-- Required work --
Can you copy each of the rows below verbatim, character for character, from the first to the last?

-- Dataset --
=======

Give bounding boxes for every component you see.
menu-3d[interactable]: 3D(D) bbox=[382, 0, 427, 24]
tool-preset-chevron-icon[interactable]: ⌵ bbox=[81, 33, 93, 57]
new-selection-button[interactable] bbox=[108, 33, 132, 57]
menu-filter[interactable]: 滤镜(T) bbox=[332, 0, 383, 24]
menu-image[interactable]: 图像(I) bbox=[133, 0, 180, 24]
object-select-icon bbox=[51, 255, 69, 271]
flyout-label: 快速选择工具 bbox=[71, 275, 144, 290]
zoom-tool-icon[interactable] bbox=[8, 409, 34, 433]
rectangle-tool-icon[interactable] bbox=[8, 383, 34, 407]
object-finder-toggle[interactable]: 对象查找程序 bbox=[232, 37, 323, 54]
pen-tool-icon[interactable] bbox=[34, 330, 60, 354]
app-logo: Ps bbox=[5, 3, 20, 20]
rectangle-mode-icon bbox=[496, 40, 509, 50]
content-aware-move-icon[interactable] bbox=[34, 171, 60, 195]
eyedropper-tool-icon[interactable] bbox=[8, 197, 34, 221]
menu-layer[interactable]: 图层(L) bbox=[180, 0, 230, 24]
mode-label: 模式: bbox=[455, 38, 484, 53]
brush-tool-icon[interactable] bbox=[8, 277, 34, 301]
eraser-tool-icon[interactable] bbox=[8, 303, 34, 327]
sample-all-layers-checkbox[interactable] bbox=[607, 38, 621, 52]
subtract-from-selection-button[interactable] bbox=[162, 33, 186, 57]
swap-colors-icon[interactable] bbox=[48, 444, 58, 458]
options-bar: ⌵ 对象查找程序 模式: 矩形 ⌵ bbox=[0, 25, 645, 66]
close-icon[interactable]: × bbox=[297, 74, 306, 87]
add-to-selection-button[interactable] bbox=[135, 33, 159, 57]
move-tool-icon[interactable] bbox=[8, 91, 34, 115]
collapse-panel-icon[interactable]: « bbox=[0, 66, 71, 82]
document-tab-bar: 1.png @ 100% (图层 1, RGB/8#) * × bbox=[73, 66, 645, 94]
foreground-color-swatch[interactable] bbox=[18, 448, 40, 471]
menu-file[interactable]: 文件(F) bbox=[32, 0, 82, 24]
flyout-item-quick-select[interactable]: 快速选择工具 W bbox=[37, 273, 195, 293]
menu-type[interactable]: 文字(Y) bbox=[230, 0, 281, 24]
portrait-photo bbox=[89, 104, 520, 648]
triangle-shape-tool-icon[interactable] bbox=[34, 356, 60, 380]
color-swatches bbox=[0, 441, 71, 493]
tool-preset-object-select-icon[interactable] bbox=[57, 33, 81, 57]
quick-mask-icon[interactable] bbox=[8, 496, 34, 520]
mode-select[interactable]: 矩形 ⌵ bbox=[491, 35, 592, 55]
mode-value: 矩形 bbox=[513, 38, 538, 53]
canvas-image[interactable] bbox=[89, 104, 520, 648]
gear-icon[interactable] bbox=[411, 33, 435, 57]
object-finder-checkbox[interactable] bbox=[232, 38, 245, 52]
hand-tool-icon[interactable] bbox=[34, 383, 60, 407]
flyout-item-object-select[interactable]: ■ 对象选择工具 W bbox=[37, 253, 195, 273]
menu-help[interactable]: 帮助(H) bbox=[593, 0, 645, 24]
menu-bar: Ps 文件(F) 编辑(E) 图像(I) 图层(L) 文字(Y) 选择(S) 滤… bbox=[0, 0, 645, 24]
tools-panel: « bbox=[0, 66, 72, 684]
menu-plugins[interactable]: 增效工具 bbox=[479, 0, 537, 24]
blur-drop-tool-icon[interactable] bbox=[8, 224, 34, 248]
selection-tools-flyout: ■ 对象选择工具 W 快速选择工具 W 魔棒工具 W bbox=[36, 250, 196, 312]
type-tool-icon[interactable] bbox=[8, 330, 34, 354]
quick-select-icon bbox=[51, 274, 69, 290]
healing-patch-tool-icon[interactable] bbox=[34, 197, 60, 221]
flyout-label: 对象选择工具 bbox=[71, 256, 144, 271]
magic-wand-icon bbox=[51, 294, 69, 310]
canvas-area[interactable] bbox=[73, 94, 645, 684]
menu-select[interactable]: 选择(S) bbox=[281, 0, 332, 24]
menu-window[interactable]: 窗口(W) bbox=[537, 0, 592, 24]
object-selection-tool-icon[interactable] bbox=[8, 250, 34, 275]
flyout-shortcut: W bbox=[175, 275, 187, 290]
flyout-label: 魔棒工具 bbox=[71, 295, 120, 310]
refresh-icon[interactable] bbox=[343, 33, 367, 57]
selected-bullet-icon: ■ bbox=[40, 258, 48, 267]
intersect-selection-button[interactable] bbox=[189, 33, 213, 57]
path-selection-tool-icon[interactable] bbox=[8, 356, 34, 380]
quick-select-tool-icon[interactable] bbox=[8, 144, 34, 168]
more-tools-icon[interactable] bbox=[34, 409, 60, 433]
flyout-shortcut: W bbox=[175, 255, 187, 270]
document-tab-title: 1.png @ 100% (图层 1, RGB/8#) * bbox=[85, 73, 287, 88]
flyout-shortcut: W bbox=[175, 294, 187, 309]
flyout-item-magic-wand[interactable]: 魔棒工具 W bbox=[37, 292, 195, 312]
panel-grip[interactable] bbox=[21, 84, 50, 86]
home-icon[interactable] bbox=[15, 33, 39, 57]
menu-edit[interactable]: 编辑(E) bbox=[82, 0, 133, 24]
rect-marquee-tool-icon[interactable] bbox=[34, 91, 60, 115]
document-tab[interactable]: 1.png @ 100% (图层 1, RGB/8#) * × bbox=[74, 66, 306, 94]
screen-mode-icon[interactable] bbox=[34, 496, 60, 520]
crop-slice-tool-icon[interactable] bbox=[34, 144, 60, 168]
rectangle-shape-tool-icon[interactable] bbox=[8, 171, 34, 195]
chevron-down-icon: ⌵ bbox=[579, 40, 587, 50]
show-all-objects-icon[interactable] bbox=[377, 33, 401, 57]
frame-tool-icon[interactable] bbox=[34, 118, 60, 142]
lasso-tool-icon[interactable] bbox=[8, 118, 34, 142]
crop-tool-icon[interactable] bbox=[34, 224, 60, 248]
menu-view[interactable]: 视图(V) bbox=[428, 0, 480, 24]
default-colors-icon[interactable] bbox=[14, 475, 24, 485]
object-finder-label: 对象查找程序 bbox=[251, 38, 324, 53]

=======

-- Output of the task --
Give bounding boxes for every component you see.
menu-3d[interactable]: 3D(D) bbox=[382, 0, 427, 24]
tool-preset-chevron-icon[interactable]: ⌵ bbox=[81, 33, 93, 57]
new-selection-button[interactable] bbox=[108, 33, 132, 57]
menu-filter[interactable]: 滤镜(T) bbox=[332, 0, 383, 24]
menu-image[interactable]: 图像(I) bbox=[133, 0, 180, 24]
object-select-icon bbox=[51, 255, 69, 271]
flyout-label: 快速选择工具 bbox=[71, 275, 144, 290]
zoom-tool-icon[interactable] bbox=[8, 409, 34, 433]
rectangle-tool-icon[interactable] bbox=[8, 383, 34, 407]
object-finder-toggle[interactable]: 对象查找程序 bbox=[232, 37, 323, 54]
pen-tool-icon[interactable] bbox=[34, 330, 60, 354]
app-logo: Ps bbox=[5, 3, 20, 20]
rectangle-mode-icon bbox=[496, 40, 509, 50]
content-aware-move-icon[interactable] bbox=[34, 171, 60, 195]
eyedropper-tool-icon[interactable] bbox=[8, 197, 34, 221]
menu-layer[interactable]: 图层(L) bbox=[180, 0, 230, 24]
mode-label: 模式: bbox=[455, 38, 484, 53]
brush-tool-icon[interactable] bbox=[8, 277, 34, 301]
eraser-tool-icon[interactable] bbox=[8, 303, 34, 327]
sample-all-layers-checkbox[interactable] bbox=[607, 38, 621, 52]
subtract-from-selection-button[interactable] bbox=[162, 33, 186, 57]
swap-colors-icon[interactable] bbox=[48, 444, 58, 458]
options-bar: ⌵ 对象查找程序 模式: 矩形 ⌵ bbox=[0, 25, 645, 66]
close-icon[interactable]: × bbox=[297, 74, 306, 87]
add-to-selection-button[interactable] bbox=[135, 33, 159, 57]
move-tool-icon[interactable] bbox=[8, 91, 34, 115]
collapse-panel-icon[interactable]: « bbox=[0, 66, 71, 82]
document-tab-bar: 1.png @ 100% (图层 1, RGB/8#) * × bbox=[73, 66, 645, 94]
foreground-color-swatch[interactable] bbox=[18, 448, 40, 471]
menu-file[interactable]: 文件(F) bbox=[32, 0, 82, 24]
flyout-item-quick-select[interactable]: 快速选择工具 W bbox=[37, 273, 195, 293]
menu-type[interactable]: 文字(Y) bbox=[230, 0, 281, 24]
portrait-photo bbox=[89, 104, 520, 648]
triangle-shape-tool-icon[interactable] bbox=[34, 356, 60, 380]
color-swatches bbox=[0, 441, 71, 493]
tool-preset-object-select-icon[interactable] bbox=[57, 33, 81, 57]
quick-mask-icon[interactable] bbox=[8, 496, 34, 520]
mode-select[interactable]: 矩形 ⌵ bbox=[491, 35, 592, 55]
mode-value: 矩形 bbox=[513, 38, 538, 53]
canvas-image[interactable] bbox=[89, 104, 520, 648]
gear-icon[interactable] bbox=[411, 33, 435, 57]
object-finder-checkbox[interactable] bbox=[232, 38, 245, 52]
hand-tool-icon[interactable] bbox=[34, 383, 60, 407]
flyout-item-object-select[interactable]: ■ 对象选择工具 W bbox=[37, 253, 195, 273]
menu-help[interactable]: 帮助(H) bbox=[593, 0, 645, 24]
menu-bar: Ps 文件(F) 编辑(E) 图像(I) 图层(L) 文字(Y) 选择(S) 滤… bbox=[0, 0, 645, 24]
tools-panel: « bbox=[0, 66, 72, 684]
menu-plugins[interactable]: 增效工具 bbox=[479, 0, 537, 24]
blur-drop-tool-icon[interactable] bbox=[8, 224, 34, 248]
selection-tools-flyout: ■ 对象选择工具 W 快速选择工具 W 魔棒工具 W bbox=[36, 250, 196, 312]
type-tool-icon[interactable] bbox=[8, 330, 34, 354]
quick-select-icon bbox=[51, 274, 69, 290]
healing-patch-tool-icon[interactable] bbox=[34, 197, 60, 221]
flyout-label: 对象选择工具 bbox=[71, 256, 144, 271]
magic-wand-icon bbox=[51, 294, 69, 310]
canvas-area[interactable] bbox=[73, 94, 645, 684]
menu-select[interactable]: 选择(S) bbox=[281, 0, 332, 24]
menu-window[interactable]: 窗口(W) bbox=[537, 0, 592, 24]
object-selection-tool-icon[interactable] bbox=[8, 250, 34, 275]
flyout-shortcut: W bbox=[175, 275, 187, 290]
flyout-label: 魔棒工具 bbox=[71, 295, 120, 310]
refresh-icon[interactable] bbox=[343, 33, 367, 57]
selected-bullet-icon: ■ bbox=[40, 258, 48, 267]
intersect-selection-button[interactable] bbox=[189, 33, 213, 57]
path-selection-tool-icon[interactable] bbox=[8, 356, 34, 380]
quick-select-tool-icon[interactable] bbox=[8, 144, 34, 168]
more-tools-icon[interactable] bbox=[34, 409, 60, 433]
flyout-shortcut: W bbox=[175, 255, 187, 270]
document-tab-title: 1.png @ 100% (图层 1, RGB/8#) * bbox=[85, 73, 287, 88]
flyout-shortcut: W bbox=[175, 294, 187, 309]
flyout-item-magic-wand[interactable]: 魔棒工具 W bbox=[37, 292, 195, 312]
panel-grip[interactable] bbox=[21, 84, 50, 86]
home-icon[interactable] bbox=[15, 33, 39, 57]
menu-edit[interactable]: 编辑(E) bbox=[82, 0, 133, 24]
rect-marquee-tool-icon[interactable] bbox=[34, 91, 60, 115]
document-tab[interactable]: 1.png @ 100% (图层 1, RGB/8#) * × bbox=[74, 66, 306, 94]
screen-mode-icon[interactable] bbox=[34, 496, 60, 520]
crop-slice-tool-icon[interactable] bbox=[34, 144, 60, 168]
rectangle-shape-tool-icon[interactable] bbox=[8, 171, 34, 195]
chevron-down-icon: ⌵ bbox=[579, 40, 587, 50]
show-all-objects-icon[interactable] bbox=[377, 33, 401, 57]
frame-tool-icon[interactable] bbox=[34, 118, 60, 142]
lasso-tool-icon[interactable] bbox=[8, 118, 34, 142]
crop-tool-icon[interactable] bbox=[34, 224, 60, 248]
menu-view[interactable]: 视图(V) bbox=[428, 0, 480, 24]
default-colors-icon[interactable] bbox=[14, 475, 24, 485]
object-finder-label: 对象查找程序 bbox=[251, 38, 324, 53]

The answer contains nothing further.